■ EXERCISE GOAL
From the entries below, say how many lines carry the word "voor", and give nothing but the number.
* START DATA FOR THIS TASK *
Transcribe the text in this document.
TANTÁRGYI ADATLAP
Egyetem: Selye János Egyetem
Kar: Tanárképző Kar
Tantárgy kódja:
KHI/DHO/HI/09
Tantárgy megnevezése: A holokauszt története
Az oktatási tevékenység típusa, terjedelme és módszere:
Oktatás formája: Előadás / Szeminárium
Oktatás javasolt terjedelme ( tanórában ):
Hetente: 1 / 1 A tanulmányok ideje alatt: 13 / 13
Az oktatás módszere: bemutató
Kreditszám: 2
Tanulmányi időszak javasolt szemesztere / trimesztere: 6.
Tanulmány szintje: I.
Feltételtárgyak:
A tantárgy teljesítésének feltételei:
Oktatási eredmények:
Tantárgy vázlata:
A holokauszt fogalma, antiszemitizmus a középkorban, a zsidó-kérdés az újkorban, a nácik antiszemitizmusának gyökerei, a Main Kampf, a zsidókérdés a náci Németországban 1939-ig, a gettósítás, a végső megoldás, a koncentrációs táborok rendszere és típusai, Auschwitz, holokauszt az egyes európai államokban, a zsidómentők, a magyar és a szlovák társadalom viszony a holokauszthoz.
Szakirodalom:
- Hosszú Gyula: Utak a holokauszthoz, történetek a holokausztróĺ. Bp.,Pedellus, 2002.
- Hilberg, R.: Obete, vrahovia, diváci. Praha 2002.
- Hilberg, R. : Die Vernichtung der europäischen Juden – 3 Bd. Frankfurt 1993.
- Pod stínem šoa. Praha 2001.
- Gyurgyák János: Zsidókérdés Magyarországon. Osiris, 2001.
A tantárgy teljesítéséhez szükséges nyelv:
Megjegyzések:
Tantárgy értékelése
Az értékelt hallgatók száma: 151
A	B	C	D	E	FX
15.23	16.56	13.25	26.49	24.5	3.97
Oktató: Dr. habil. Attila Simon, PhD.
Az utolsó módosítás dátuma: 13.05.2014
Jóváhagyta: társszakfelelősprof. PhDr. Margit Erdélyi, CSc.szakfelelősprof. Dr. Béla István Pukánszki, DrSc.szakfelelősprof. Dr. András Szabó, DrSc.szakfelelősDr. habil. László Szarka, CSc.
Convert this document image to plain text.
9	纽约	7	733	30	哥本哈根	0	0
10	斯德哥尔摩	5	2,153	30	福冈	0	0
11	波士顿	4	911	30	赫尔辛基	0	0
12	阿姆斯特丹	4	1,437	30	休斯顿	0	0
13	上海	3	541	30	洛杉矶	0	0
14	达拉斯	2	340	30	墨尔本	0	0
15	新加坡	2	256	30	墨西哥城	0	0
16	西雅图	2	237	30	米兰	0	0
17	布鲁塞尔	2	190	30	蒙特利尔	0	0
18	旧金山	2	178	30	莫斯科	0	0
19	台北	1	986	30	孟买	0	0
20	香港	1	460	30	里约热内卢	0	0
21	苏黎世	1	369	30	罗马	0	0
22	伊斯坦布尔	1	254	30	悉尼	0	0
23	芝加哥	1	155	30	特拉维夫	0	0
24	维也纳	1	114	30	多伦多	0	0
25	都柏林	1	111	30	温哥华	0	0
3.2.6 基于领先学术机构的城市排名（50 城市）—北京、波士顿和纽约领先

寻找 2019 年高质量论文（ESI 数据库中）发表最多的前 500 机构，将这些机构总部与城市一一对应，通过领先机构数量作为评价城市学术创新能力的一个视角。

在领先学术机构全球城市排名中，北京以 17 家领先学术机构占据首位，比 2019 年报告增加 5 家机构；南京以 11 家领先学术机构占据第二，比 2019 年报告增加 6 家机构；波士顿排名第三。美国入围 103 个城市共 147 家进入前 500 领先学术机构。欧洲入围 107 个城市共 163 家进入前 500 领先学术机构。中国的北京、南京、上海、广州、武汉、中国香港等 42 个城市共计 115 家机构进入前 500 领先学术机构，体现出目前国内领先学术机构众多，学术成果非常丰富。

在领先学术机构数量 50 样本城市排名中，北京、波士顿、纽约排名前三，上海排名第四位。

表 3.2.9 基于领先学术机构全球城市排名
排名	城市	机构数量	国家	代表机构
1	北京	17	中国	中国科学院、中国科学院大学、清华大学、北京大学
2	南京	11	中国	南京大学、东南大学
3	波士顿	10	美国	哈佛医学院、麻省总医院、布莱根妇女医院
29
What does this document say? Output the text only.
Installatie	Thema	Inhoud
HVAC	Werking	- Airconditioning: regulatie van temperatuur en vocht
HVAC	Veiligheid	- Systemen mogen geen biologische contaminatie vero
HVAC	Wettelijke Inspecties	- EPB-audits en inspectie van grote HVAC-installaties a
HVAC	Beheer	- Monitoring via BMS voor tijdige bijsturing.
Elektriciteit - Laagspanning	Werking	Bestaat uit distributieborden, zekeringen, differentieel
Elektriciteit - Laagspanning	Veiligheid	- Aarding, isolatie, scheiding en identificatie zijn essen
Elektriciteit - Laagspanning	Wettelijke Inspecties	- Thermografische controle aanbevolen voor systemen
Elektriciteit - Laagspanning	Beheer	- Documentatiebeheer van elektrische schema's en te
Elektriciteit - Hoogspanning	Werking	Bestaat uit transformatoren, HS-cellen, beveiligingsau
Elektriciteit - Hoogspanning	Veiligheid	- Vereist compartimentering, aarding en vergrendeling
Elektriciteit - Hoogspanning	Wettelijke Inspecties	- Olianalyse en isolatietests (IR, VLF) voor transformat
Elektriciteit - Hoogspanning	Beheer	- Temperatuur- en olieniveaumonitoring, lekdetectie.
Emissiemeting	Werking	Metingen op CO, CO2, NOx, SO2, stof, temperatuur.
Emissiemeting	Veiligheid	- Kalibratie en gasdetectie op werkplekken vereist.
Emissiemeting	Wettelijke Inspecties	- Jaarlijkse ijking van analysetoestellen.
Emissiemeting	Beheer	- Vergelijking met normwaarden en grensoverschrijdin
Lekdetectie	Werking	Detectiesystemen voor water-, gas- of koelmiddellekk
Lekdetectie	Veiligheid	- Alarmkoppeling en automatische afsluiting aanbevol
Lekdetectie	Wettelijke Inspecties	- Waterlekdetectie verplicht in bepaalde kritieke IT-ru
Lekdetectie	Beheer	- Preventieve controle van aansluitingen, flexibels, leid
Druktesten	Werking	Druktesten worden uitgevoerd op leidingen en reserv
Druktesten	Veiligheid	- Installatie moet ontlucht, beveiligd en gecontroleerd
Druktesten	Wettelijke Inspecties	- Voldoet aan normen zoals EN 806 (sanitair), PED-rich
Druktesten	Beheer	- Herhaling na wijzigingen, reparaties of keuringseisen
* END DATA FOR THIS TASK *
■ SOLVED EXERCISE
4